◆ **Problem to solve**:
Make an exact copy of all the records.

┌─ Data to use

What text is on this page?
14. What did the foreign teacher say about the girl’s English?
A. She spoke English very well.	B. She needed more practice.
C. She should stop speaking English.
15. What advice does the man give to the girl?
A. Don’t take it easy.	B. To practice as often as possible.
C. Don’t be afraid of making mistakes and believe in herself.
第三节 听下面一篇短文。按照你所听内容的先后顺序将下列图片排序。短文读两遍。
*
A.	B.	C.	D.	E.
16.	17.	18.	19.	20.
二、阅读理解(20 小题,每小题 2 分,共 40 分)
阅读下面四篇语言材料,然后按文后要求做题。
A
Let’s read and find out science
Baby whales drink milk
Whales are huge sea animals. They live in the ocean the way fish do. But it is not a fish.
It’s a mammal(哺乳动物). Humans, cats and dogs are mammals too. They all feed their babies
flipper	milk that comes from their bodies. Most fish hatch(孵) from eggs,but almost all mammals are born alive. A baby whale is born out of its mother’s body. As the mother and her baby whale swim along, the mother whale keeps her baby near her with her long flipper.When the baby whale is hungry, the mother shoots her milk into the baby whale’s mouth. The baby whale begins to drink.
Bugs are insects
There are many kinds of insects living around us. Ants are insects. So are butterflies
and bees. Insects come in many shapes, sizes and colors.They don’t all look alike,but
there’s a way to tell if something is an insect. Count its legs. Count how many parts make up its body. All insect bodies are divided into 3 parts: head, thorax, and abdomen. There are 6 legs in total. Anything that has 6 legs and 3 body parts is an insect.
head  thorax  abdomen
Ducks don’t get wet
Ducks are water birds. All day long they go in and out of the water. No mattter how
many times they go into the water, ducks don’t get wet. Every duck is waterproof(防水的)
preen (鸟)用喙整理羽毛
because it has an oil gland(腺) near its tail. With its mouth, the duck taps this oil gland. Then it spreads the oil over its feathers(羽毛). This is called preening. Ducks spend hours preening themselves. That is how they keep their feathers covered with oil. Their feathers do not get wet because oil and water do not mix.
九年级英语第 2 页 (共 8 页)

└─

◆ **The reply**:
What text is on this page?
14. What did the foreign teacher say about the girl’s English?
A. She spoke English very well.	B. She needed more practice.
C. She should stop speaking English.
15. What advice does the man give to the girl?
A. Don’t take it easy.	B. To practice as often as possible.
C. Don’t be afraid of making mistakes and believe in herself.
第三节 听下面一篇短文。按照你所听内容的先后顺序将下列图片排序。短文读两遍。
*
A.	B.	C.	D.	E.
16.	17.	18.	19.	20.
二、阅读理解(20 小题,每小题 2 分,共 40 分)
阅读下面四篇语言材料,然后按文后要求做题。
A
Let’s read and find out science
Baby whales drink milk
Whales are huge sea animals. They live in the ocean the way fish do. But it is not a fish.
It’s a mammal(哺乳动物). Humans, cats and dogs are mammals too. They all feed their babies
flipper	milk that comes from their bodies. Most fish hatch(孵) from eggs,but almost all mammals are born alive. A baby whale is born out of its mother’s body. As the mother and her baby whale swim along, the mother whale keeps her baby near her with her long flipper.When the baby whale is hungry, the mother shoots her milk into the baby whale’s mouth. The baby whale begins to drink.
Bugs are insects
There are many kinds of insects living around us. Ants are insects. So are butterflies
and bees. Insects come in many shapes, sizes and colors.They don’t all look alike,but
there’s a way to tell if something is an insect. Count its legs. Count how many parts make up its body. All insect bodies are divided into 3 parts: head, thorax, and abdomen. There are 6 legs in total. Anything that has 6 legs and 3 body parts is an insect.
head  thorax  abdomen
Ducks don’t get wet
Ducks are water birds. All day long they go in and out of the water. No mattter how
many times they go into the water, ducks don’t get wet. Every duck is waterproof(防水的)
preen (鸟)用喙整理羽毛
because it has an oil gland(腺) near its tail. With its mouth, the duck taps this oil gland. Then it spreads the oil over its feathers(羽毛). This is called preening. Ducks spend hours preening themselves. That is how they keep their feathers covered with oil. Their feathers do not get wet because oil and water do not mix.
九年级英语第 2 页 (共 8 页)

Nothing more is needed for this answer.